[Collection entries]
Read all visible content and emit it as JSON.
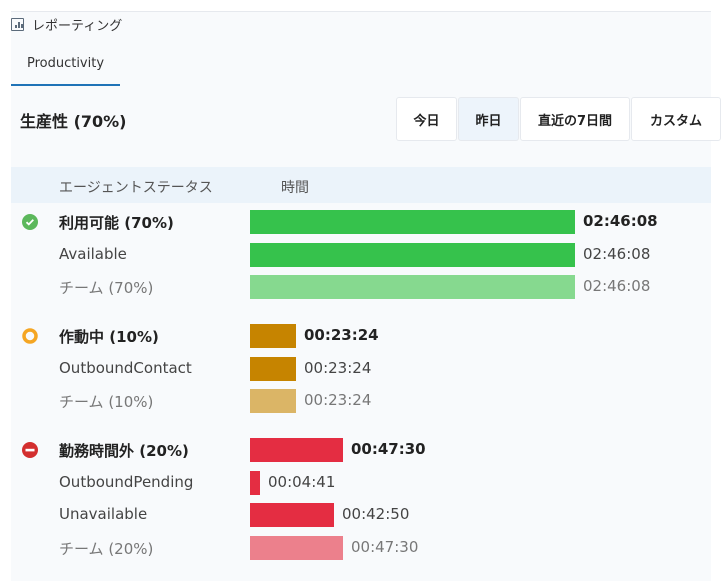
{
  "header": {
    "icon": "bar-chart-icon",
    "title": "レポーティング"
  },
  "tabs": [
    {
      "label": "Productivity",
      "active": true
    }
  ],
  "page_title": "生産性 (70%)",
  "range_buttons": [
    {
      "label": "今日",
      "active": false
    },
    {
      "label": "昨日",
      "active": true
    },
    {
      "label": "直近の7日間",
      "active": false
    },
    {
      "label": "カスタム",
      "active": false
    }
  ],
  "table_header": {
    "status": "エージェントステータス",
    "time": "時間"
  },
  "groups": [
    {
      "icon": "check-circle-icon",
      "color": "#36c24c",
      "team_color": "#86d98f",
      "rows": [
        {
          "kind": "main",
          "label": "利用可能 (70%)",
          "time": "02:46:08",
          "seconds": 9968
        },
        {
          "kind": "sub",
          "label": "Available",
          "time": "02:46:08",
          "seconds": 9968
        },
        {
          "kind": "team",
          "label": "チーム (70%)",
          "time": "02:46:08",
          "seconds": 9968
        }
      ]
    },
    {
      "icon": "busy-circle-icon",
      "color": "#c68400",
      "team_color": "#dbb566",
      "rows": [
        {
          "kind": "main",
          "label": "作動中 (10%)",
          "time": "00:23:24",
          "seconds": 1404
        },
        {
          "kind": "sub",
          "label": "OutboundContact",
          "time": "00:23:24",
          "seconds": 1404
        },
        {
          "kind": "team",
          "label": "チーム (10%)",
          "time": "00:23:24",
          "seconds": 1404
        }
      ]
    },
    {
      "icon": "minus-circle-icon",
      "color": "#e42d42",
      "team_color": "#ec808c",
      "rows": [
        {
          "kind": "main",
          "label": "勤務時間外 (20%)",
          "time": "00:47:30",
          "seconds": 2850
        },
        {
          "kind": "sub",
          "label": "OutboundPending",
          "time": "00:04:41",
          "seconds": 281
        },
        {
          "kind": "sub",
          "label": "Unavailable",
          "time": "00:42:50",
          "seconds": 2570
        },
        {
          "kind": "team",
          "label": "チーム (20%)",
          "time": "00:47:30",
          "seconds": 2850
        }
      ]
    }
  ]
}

==

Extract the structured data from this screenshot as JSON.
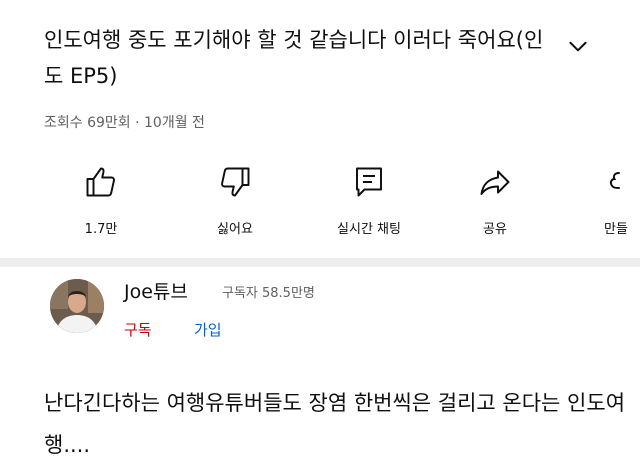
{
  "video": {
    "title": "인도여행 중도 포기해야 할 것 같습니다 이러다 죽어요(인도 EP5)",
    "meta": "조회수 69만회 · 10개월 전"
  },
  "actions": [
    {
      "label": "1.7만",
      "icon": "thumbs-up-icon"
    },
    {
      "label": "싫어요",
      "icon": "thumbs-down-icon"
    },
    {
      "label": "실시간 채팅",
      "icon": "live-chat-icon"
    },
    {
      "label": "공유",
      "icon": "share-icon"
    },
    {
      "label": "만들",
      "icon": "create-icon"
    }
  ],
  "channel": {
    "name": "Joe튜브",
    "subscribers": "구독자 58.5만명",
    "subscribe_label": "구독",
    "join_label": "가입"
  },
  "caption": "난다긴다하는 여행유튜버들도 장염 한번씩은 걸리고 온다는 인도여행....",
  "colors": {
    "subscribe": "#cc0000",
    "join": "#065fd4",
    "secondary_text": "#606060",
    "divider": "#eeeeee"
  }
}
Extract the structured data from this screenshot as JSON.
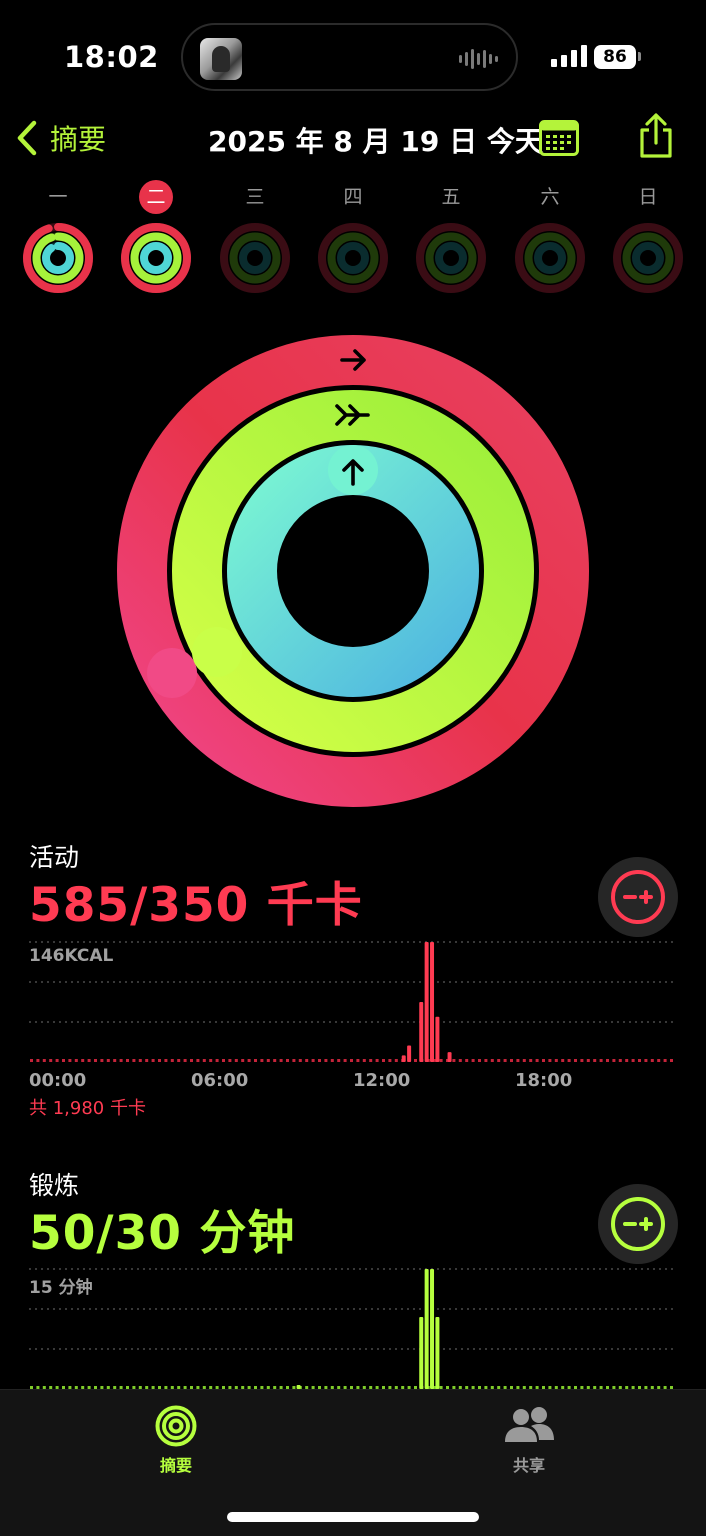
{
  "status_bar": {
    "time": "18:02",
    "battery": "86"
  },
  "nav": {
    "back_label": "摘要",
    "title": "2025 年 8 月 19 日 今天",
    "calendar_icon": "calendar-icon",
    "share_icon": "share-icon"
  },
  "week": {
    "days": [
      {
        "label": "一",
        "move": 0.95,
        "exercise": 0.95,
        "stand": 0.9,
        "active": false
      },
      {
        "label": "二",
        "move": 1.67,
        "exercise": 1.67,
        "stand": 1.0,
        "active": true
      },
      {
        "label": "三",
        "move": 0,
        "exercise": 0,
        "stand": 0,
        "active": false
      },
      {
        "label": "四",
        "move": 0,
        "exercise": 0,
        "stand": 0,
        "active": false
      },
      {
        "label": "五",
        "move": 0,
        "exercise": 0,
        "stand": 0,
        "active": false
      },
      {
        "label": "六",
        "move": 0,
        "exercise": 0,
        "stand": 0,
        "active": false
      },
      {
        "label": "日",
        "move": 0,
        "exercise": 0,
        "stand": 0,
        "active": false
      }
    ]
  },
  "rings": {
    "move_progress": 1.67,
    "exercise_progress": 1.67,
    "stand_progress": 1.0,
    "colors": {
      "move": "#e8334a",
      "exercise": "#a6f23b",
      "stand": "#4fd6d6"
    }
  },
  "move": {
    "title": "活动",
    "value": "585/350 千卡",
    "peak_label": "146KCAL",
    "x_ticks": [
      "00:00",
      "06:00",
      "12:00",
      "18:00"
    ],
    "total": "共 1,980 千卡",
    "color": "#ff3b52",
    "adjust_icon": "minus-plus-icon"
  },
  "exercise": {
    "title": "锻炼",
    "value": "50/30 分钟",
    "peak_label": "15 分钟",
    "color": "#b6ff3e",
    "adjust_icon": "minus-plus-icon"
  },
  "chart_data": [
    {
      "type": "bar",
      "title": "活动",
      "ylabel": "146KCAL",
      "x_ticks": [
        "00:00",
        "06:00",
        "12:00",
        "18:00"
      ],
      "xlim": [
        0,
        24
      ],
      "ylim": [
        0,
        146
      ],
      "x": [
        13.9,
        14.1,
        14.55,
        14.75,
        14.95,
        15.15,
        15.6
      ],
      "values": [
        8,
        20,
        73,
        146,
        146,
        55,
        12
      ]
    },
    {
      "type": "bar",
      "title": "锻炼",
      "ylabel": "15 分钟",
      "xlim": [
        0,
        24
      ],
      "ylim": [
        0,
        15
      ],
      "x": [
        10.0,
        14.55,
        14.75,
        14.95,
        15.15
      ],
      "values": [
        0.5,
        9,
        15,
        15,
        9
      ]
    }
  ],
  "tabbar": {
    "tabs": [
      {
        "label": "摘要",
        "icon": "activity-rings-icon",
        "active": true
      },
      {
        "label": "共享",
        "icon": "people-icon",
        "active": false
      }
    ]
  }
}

* * *

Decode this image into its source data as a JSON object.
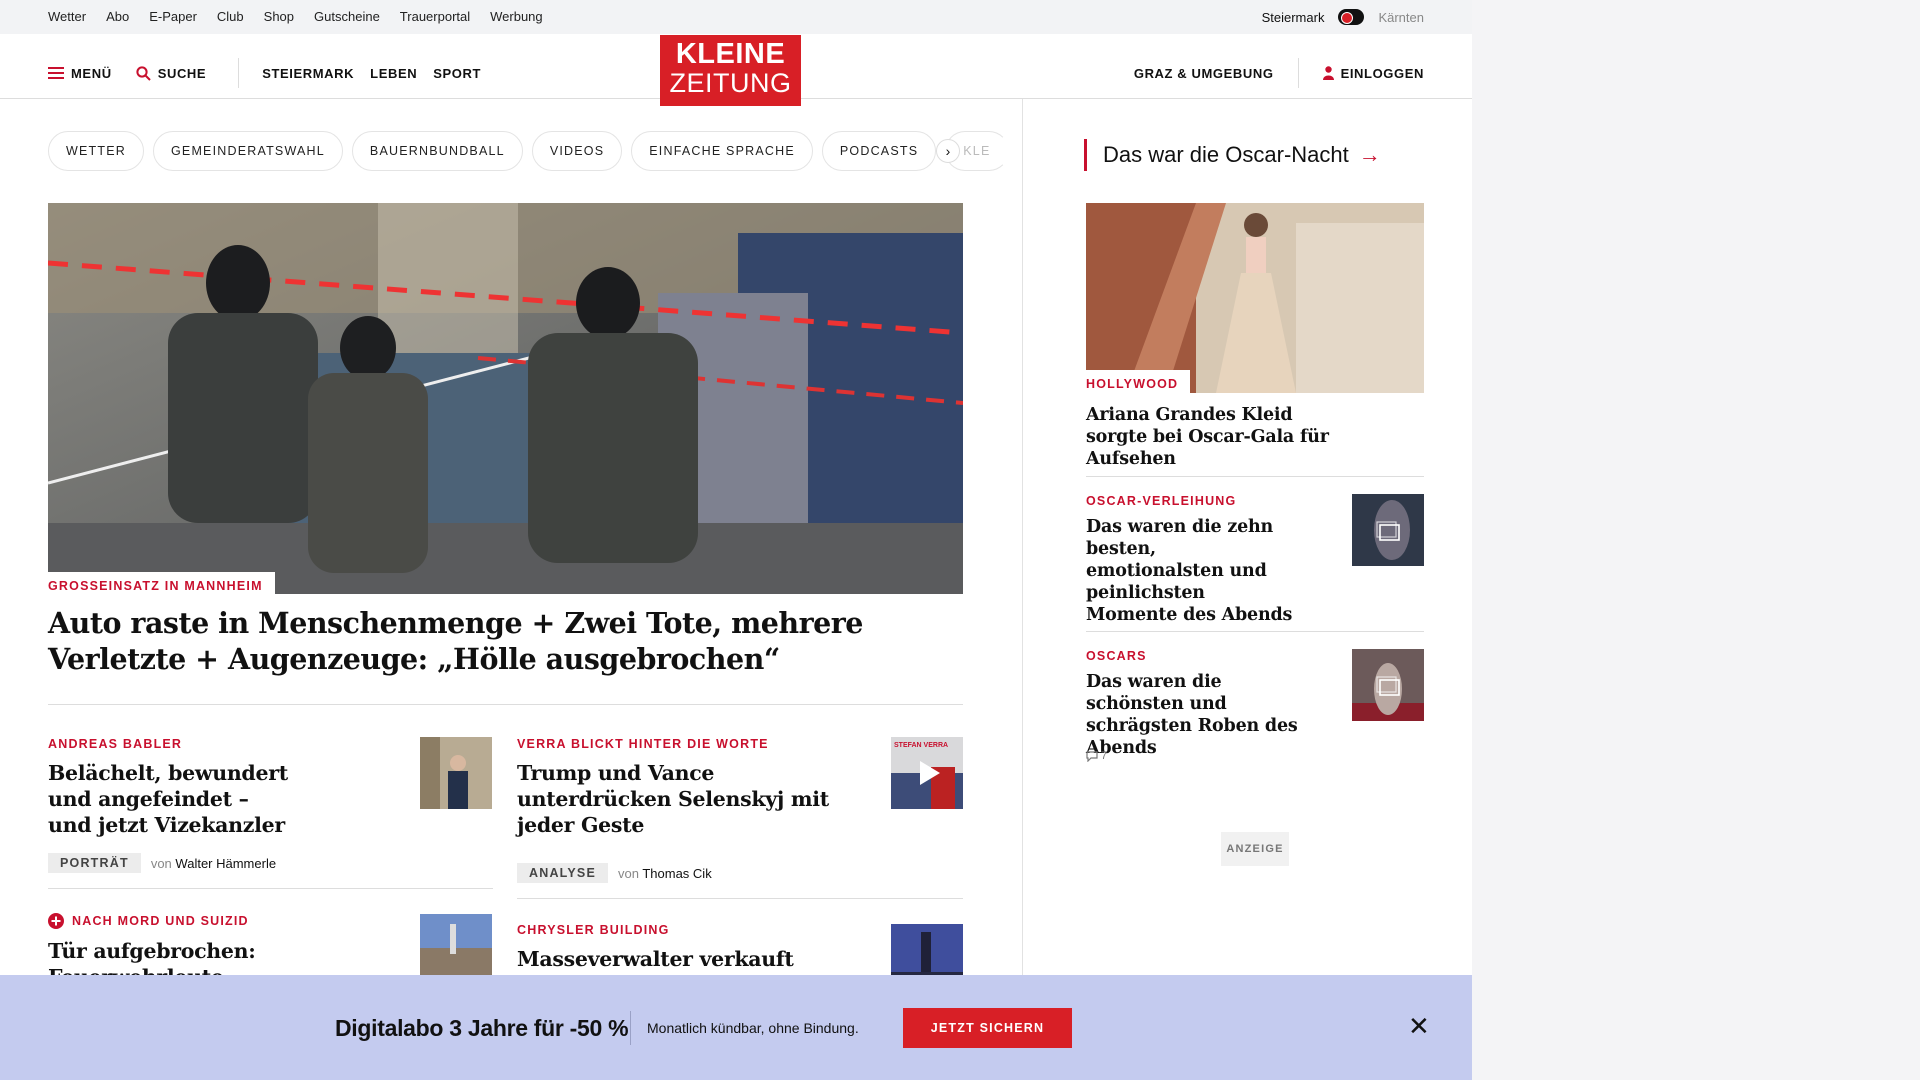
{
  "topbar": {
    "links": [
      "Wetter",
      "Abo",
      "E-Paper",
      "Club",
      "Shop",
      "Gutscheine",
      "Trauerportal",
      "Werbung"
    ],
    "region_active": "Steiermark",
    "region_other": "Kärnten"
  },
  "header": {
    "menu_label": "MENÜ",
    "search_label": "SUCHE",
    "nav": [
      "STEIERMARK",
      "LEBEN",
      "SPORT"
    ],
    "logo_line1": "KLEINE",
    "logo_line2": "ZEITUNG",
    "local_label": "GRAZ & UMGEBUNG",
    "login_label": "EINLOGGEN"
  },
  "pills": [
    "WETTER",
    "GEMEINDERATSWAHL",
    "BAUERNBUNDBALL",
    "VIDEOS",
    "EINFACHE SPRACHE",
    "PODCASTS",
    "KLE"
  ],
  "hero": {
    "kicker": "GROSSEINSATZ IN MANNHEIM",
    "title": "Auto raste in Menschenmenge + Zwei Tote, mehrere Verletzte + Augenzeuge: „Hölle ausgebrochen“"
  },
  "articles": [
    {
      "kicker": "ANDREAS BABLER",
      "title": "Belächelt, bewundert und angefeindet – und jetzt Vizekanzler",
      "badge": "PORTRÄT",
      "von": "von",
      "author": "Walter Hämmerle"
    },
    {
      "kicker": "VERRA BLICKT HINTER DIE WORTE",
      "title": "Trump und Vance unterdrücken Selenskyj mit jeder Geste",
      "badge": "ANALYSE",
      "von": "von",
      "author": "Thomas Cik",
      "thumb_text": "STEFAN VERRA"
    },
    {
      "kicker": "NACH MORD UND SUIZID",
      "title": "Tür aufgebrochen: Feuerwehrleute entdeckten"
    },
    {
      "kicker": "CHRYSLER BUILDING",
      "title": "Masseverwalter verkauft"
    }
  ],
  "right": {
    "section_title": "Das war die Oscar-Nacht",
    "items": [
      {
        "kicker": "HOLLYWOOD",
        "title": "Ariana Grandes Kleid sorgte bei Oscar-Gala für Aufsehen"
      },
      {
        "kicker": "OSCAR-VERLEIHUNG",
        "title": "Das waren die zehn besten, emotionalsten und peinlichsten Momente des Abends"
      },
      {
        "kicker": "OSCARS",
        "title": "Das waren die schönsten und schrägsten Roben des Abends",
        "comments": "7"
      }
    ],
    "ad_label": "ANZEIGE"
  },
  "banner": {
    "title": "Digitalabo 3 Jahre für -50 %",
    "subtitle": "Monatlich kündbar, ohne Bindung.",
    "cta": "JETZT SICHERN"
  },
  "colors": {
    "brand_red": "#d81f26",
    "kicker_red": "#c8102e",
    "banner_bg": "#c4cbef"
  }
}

Stated problem — Copy each line of the listing that contains the string "Abends".

Output —
        "title": "Das waren die zehn besten, emotionalsten und peinlichsten Momente des Abends"
        "title": "Das waren die schönsten und schrägsten Roben des Abends",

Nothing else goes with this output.